(Records from a collection of figures)
+ + + + +
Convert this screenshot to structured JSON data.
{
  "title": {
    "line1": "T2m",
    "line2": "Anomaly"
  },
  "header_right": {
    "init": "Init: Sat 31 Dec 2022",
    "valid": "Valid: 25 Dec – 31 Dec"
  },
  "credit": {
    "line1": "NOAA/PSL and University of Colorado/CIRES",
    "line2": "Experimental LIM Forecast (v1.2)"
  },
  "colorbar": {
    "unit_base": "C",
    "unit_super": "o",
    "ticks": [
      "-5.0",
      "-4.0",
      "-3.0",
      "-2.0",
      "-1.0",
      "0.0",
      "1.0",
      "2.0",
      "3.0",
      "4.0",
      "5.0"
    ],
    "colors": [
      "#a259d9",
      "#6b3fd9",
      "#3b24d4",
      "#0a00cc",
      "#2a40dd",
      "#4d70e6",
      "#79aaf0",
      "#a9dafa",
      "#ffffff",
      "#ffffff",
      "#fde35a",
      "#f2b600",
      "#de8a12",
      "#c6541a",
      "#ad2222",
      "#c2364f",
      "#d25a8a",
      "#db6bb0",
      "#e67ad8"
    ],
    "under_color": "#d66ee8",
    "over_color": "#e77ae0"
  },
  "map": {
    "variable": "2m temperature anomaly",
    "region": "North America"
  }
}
+ + + + +
TASK STATEMENT. Reproduce all of the entries word for word.

RESPONSE TO THE EXERCISE.
Convert this screenshot to structured JSON data.
{
  "title": {
    "line1": "T2m",
    "line2": "Anomaly"
  },
  "header_right": {
    "init": "Init: Sat 31 Dec 2022",
    "valid": "Valid: 25 Dec – 31 Dec"
  },
  "credit": {
    "line1": "NOAA/PSL and University of Colorado/CIRES",
    "line2": "Experimental LIM Forecast (v1.2)"
  },
  "colorbar": {
    "unit_base": "C",
    "unit_super": "o",
    "ticks": [
      "-5.0",
      "-4.0",
      "-3.0",
      "-2.0",
      "-1.0",
      "0.0",
      "1.0",
      "2.0",
      "3.0",
      "4.0",
      "5.0"
    ],
    "colors": [
      "#a259d9",
      "#6b3fd9",
      "#3b24d4",
      "#0a00cc",
      "#2a40dd",
      "#4d70e6",
      "#79aaf0",
      "#a9dafa",
      "#ffffff",
      "#ffffff",
      "#fde35a",
      "#f2b600",
      "#de8a12",
      "#c6541a",
      "#ad2222",
      "#c2364f",
      "#d25a8a",
      "#db6bb0",
      "#e67ad8"
    ],
    "under_color": "#d66ee8",
    "over_color": "#e77ae0"
  },
  "map": {
    "variable": "2m temperature anomaly",
    "region": "North America"
  }
}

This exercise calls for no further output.